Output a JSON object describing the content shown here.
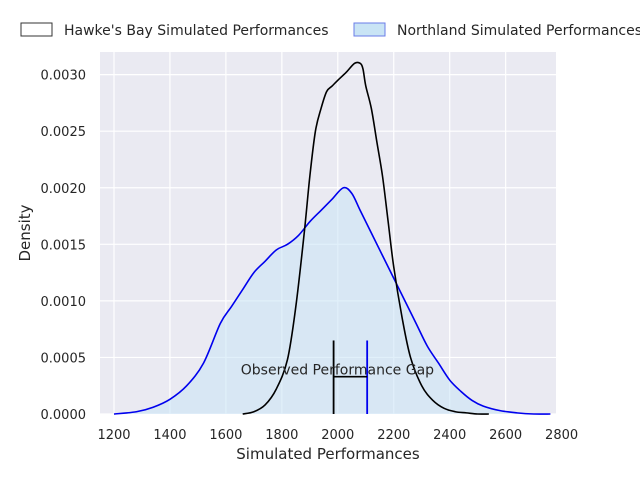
{
  "chart_data": {
    "type": "area",
    "title": "",
    "xlabel": "Simulated Performances",
    "ylabel": "Density",
    "xlim": [
      1150,
      2780
    ],
    "ylim": [
      0,
      0.0032
    ],
    "xticks": [
      1200,
      1400,
      1600,
      1800,
      2000,
      2200,
      2400,
      2600,
      2800
    ],
    "yticks": [
      0.0,
      0.0005,
      0.001,
      0.0015,
      0.002,
      0.0025,
      0.003
    ],
    "ytick_labels": [
      "0.0000",
      "0.0005",
      "0.0010",
      "0.0015",
      "0.0020",
      "0.0025",
      "0.0030"
    ],
    "grid": true,
    "legend_position": "top",
    "series": [
      {
        "name": "Hawke's Bay Simulated Performances",
        "color": "#000000",
        "fill": "none",
        "x": [
          1660,
          1700,
          1740,
          1780,
          1820,
          1850,
          1880,
          1900,
          1920,
          1940,
          1960,
          1980,
          2000,
          2030,
          2060,
          2080,
          2090,
          2100,
          2120,
          2140,
          2160,
          2180,
          2200,
          2230,
          2260,
          2300,
          2340,
          2380,
          2420,
          2460,
          2500,
          2540
        ],
        "values": [
          0.0,
          2e-05,
          8e-05,
          0.00022,
          0.00048,
          0.00095,
          0.0016,
          0.0021,
          0.0025,
          0.0027,
          0.00285,
          0.0029,
          0.00295,
          0.00302,
          0.0031,
          0.0031,
          0.00305,
          0.0029,
          0.0027,
          0.0024,
          0.0021,
          0.0017,
          0.0013,
          0.00085,
          0.0005,
          0.00025,
          0.00012,
          5e-05,
          2e-05,
          1e-05,
          0.0,
          0.0
        ]
      },
      {
        "name": "Northland Simulated Performances",
        "color": "#0000ee",
        "fill": "#c9e4f5",
        "x": [
          1200,
          1280,
          1340,
          1400,
          1460,
          1520,
          1580,
          1620,
          1660,
          1700,
          1740,
          1780,
          1820,
          1860,
          1900,
          1940,
          1980,
          2020,
          2050,
          2080,
          2120,
          2160,
          2200,
          2240,
          2280,
          2320,
          2360,
          2400,
          2440,
          2480,
          2520,
          2580,
          2640,
          2700,
          2760
        ],
        "values": [
          0.0,
          2e-05,
          6e-05,
          0.00013,
          0.00025,
          0.00045,
          0.0008,
          0.00095,
          0.0011,
          0.00125,
          0.00135,
          0.00145,
          0.0015,
          0.00158,
          0.0017,
          0.0018,
          0.0019,
          0.002,
          0.00195,
          0.0018,
          0.0016,
          0.0014,
          0.0012,
          0.001,
          0.0008,
          0.0006,
          0.00045,
          0.0003,
          0.0002,
          0.00012,
          7e-05,
          3e-05,
          1e-05,
          0.0,
          0.0
        ]
      }
    ],
    "annotations": [
      {
        "text": "Observed Performance Gap",
        "x_left": 1985,
        "x_right": 2105,
        "marker_top": 0.00065,
        "bar_y": 0.00033,
        "left_color": "#000000",
        "right_color": "#0000ee"
      }
    ]
  }
}
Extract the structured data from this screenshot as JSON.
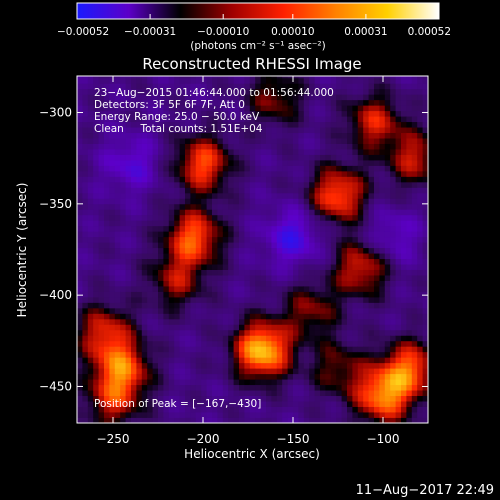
{
  "colorbar": {
    "min": -0.00052,
    "max": 0.00052,
    "ticks": [
      {
        "value": -0.00052,
        "label": "−0.00052"
      },
      {
        "value": -0.00031,
        "label": "−0.00031"
      },
      {
        "value": -0.0001,
        "label": "−0.00010"
      },
      {
        "value": 0.0001,
        "label": "0.00010"
      },
      {
        "value": 0.00031,
        "label": "0.00031"
      },
      {
        "value": 0.00052,
        "label": "0.00052"
      }
    ],
    "unit_label": "(photons cm⁻² s⁻¹ asec⁻²)",
    "gradient_colors": [
      "#1a1aff",
      "#5c00c8",
      "#000000",
      "#a00000",
      "#ff2000",
      "#ff8000",
      "#ffd000",
      "#ffffff"
    ]
  },
  "chart_data": {
    "type": "heatmap",
    "title": "Reconstructed RHESSI Image",
    "xlabel": "Heliocentric X (arcsec)",
    "ylabel": "Heliocentric Y (arcsec)",
    "xlim": [
      -270,
      -75
    ],
    "ylim": [
      -470,
      -280
    ],
    "x_ticks": [
      {
        "value": -250,
        "label": "−250"
      },
      {
        "value": -200,
        "label": "−200"
      },
      {
        "value": -150,
        "label": "−150"
      },
      {
        "value": -100,
        "label": "−100"
      }
    ],
    "y_ticks": [
      {
        "value": -300,
        "label": "−300"
      },
      {
        "value": -350,
        "label": "−350"
      },
      {
        "value": -400,
        "label": "−400"
      },
      {
        "value": -450,
        "label": "−450"
      }
    ],
    "annotations": [
      "23−Aug−2015 01:46:44.000 to 01:56:44.000",
      "Detectors: 3F 5F 6F 7F, Att 0",
      "Energy Range: 25.0 − 50.0 keV",
      "Clean     Total counts: 1.51E+04"
    ],
    "peak_label": "Position of Peak = [−167,−430]",
    "peak": [
      -167,
      -430
    ],
    "background_level": -0.00016,
    "sources": [
      {
        "x": -200,
        "y": -328,
        "intensity": 0.00034
      },
      {
        "x": -205,
        "y": -368,
        "intensity": 0.00036
      },
      {
        "x": -215,
        "y": -392,
        "intensity": 0.0002
      },
      {
        "x": -255,
        "y": -420,
        "intensity": 0.00026
      },
      {
        "x": -245,
        "y": -440,
        "intensity": 0.00034
      },
      {
        "x": -250,
        "y": -458,
        "intensity": 0.00022
      },
      {
        "x": -167,
        "y": -430,
        "intensity": 0.00052
      },
      {
        "x": -140,
        "y": -408,
        "intensity": 0.00018
      },
      {
        "x": -125,
        "y": -345,
        "intensity": 0.00036
      },
      {
        "x": -112,
        "y": -385,
        "intensity": 0.00028
      },
      {
        "x": -100,
        "y": -455,
        "intensity": 0.0004
      },
      {
        "x": -85,
        "y": -440,
        "intensity": 0.00034
      },
      {
        "x": -105,
        "y": -305,
        "intensity": 0.00026
      },
      {
        "x": -82,
        "y": -325,
        "intensity": 0.00024
      },
      {
        "x": -160,
        "y": -292,
        "intensity": 0.00018
      },
      {
        "x": -125,
        "y": -440,
        "intensity": 0.00016
      }
    ],
    "negative_sources": [
      {
        "x": -150,
        "y": -368,
        "intensity": -0.0003
      },
      {
        "x": -240,
        "y": -328,
        "intensity": -0.00024
      },
      {
        "x": -95,
        "y": -368,
        "intensity": -0.00022
      }
    ]
  },
  "timestamp": "11−Aug−2017 22:49"
}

--- --- ---

Written exercise:
Among the lines of the data, identify those with the word "title". Copy each of them.

The response:
    "title": "",
    "title": "Reconstructed RHESSI Image",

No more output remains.